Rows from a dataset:
----

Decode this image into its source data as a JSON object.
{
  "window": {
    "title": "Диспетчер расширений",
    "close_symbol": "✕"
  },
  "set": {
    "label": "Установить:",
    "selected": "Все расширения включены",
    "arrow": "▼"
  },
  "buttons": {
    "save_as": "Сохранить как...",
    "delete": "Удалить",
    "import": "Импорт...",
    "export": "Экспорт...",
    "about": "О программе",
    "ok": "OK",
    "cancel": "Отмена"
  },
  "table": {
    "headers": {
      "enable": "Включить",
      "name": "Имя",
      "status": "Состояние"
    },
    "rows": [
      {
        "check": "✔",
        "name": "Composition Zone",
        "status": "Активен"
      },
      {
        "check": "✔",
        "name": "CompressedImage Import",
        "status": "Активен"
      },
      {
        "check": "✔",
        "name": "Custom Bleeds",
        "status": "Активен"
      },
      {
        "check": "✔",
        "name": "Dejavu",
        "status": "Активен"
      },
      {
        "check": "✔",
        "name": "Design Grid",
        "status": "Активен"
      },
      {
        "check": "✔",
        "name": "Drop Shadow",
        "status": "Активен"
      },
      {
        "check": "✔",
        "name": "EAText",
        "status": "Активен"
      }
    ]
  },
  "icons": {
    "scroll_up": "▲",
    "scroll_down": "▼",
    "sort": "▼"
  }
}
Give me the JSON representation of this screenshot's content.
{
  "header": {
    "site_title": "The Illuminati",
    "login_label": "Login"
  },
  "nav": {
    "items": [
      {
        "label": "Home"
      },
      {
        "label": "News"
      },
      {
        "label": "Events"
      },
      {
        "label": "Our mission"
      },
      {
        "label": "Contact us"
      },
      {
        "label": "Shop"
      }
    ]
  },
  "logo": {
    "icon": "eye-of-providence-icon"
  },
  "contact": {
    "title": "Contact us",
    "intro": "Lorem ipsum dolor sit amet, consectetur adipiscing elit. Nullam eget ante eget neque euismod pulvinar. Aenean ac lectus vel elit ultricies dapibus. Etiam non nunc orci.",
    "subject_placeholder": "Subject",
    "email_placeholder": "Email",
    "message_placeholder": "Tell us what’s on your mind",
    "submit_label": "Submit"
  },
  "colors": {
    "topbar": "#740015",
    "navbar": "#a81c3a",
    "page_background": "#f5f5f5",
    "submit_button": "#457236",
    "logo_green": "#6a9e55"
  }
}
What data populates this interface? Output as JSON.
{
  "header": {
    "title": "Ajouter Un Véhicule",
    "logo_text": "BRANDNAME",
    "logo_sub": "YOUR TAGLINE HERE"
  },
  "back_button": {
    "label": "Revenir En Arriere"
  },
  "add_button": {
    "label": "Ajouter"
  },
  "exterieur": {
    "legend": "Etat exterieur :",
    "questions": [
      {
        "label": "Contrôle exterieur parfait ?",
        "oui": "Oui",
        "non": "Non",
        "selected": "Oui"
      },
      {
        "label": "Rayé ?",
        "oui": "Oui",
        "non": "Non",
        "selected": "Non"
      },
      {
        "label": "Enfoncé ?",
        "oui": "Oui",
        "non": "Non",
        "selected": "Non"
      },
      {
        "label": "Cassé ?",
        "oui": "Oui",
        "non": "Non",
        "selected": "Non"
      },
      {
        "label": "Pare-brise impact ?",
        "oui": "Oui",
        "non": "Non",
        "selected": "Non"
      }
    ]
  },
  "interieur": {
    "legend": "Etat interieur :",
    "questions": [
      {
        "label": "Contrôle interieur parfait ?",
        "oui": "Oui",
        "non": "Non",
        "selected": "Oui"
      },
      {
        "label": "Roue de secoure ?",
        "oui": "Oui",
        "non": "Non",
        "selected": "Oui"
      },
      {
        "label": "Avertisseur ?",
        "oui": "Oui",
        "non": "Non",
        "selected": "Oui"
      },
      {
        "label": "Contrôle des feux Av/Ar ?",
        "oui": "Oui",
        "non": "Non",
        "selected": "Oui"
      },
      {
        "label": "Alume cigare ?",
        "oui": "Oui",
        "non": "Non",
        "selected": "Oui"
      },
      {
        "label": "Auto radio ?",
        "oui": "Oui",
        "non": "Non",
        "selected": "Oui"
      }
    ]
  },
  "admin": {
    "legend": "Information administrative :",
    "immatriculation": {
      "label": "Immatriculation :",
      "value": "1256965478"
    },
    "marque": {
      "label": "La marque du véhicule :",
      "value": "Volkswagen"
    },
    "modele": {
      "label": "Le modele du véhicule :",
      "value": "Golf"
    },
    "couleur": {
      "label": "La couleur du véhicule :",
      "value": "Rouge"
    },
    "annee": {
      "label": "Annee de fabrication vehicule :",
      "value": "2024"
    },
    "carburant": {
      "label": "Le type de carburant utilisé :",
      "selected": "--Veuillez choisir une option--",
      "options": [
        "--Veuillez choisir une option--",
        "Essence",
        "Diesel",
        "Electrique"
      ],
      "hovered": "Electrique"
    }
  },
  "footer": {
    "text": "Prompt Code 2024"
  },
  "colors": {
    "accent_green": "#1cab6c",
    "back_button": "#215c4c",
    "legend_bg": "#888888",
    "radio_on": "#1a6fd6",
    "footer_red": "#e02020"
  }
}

----

EXERCISE TASK: Repeat the entries above exactly, leaving nothing out.

ANSWER BELOW:
Decode this image into its source data as a JSON object.
{
  "window": {
    "title": "Диспетчер расширений",
    "close_symbol": "✕"
  },
  "set": {
    "label": "Установить:",
    "selected": "Все расширения включены",
    "arrow": "▼"
  },
  "buttons": {
    "save_as": "Сохранить как...",
    "delete": "Удалить",
    "import": "Импорт...",
    "export": "Экспорт...",
    "about": "О программе",
    "ok": "OK",
    "cancel": "Отмена"
  },
  "table": {
    "headers": {
      "enable": "Включить",
      "name": "Имя",
      "status": "Состояние"
    },
    "rows": [
      {
        "check": "✔",
        "name": "Composition Zone",
        "status": "Активен"
      },
      {
        "check": "✔",
        "name": "CompressedImage Import",
        "status": "Активен"
      },
      {
        "check": "✔",
        "name": "Custom Bleeds",
        "status": "Активен"
      },
      {
        "check": "✔",
        "name": "Dejavu",
        "status": "Активен"
      },
      {
        "check": "✔",
        "name": "Design Grid",
        "status": "Активен"
      },
      {
        "check": "✔",
        "name": "Drop Shadow",
        "status": "Активен"
      },
      {
        "check": "✔",
        "name": "EAText",
        "status": "Активен"
      }
    ]
  },
  "icons": {
    "scroll_up": "▲",
    "scroll_down": "▼",
    "sort": "▼"
  }
}
Give me the JSON representation of this screenshot's content.
{
  "header": {
    "site_title": "The Illuminati",
    "login_label": "Login"
  },
  "nav": {
    "items": [
      {
        "label": "Home"
      },
      {
        "label": "News"
      },
      {
        "label": "Events"
      },
      {
        "label": "Our mission"
      },
      {
        "label": "Contact us"
      },
      {
        "label": "Shop"
      }
    ]
  },
  "logo": {
    "icon": "eye-of-providence-icon"
  },
  "contact": {
    "title": "Contact us",
    "intro": "Lorem ipsum dolor sit amet, consectetur adipiscing elit. Nullam eget ante eget neque euismod pulvinar. Aenean ac lectus vel elit ultricies dapibus. Etiam non nunc orci.",
    "subject_placeholder": "Subject",
    "email_placeholder": "Email",
    "message_placeholder": "Tell us what’s on your mind",
    "submit_label": "Submit"
  },
  "colors": {
    "topbar": "#740015",
    "navbar": "#a81c3a",
    "page_background": "#f5f5f5",
    "submit_button": "#457236",
    "logo_green": "#6a9e55"
  }
}
What data populates this interface? Output as JSON.
{
  "header": {
    "title": "Ajouter Un Véhicule",
    "logo_text": "BRANDNAME",
    "logo_sub": "YOUR TAGLINE HERE"
  },
  "back_button": {
    "label": "Revenir En Arriere"
  },
  "add_button": {
    "label": "Ajouter"
  },
  "exterieur": {
    "legend": "Etat exterieur :",
    "questions": [
      {
        "label": "Contrôle exterieur parfait ?",
        "oui": "Oui",
        "non": "Non",
        "selected": "Oui"
      },
      {
        "label": "Rayé ?",
        "oui": "Oui",
        "non": "Non",
        "selected": "Non"
      },
      {
        "label": "Enfoncé ?",
        "oui": "Oui",
        "non": "Non",
        "selected": "Non"
      },
      {
        "label": "Cassé ?",
        "oui": "Oui",
        "non": "Non",
        "selected": "Non"
      },
      {
        "label": "Pare-brise impact ?",
        "oui": "Oui",
        "non": "Non",
        "selected": "Non"
      }
    ]
  },
  "interieur": {
    "legend": "Etat interieur :",
    "questions": [
      {
        "label": "Contrôle interieur parfait ?",
        "oui": "Oui",
        "non": "Non",
        "selected": "Oui"
      },
      {
        "label": "Roue de secoure ?",
        "oui": "Oui",
        "non": "Non",
        "selected": "Oui"
      },
      {
        "label": "Avertisseur ?",
        "oui": "Oui",
        "non": "Non",
        "selected": "Oui"
      },
      {
        "label": "Contrôle des feux Av/Ar ?",
        "oui": "Oui",
        "non": "Non",
        "selected": "Oui"
      },
      {
        "label": "Alume cigare ?",
        "oui": "Oui",
        "non": "Non",
        "selected": "Oui"
      },
      {
        "label": "Auto radio ?",
        "oui": "Oui",
        "non": "Non",
        "selected": "Oui"
      }
    ]
  },
  "admin": {
    "legend": "Information administrative :",
    "immatriculation": {
      "label": "Immatriculation :",
      "value": "1256965478"
    },
    "marque": {
      "label": "La marque du véhicule :",
      "value": "Volkswagen"
    },
    "modele": {
      "label": "Le modele du véhicule :",
      "value": "Golf"
    },
    "couleur": {
      "label": "La couleur du véhicule :",
      "value": "Rouge"
    },
    "annee": {
      "label": "Annee de fabrication vehicule :",
      "value": "2024"
    },
    "carburant": {
      "label": "Le type de carburant utilisé :",
      "selected": "--Veuillez choisir une option--",
      "options": [
        "--Veuillez choisir une option--",
        "Essence",
        "Diesel",
        "Electrique"
      ],
      "hovered": "Electrique"
    }
  },
  "footer": {
    "text": "Prompt Code 2024"
  },
  "colors": {
    "accent_green": "#1cab6c",
    "back_button": "#215c4c",
    "legend_bg": "#888888",
    "radio_on": "#1a6fd6",
    "footer_red": "#e02020"
  }
}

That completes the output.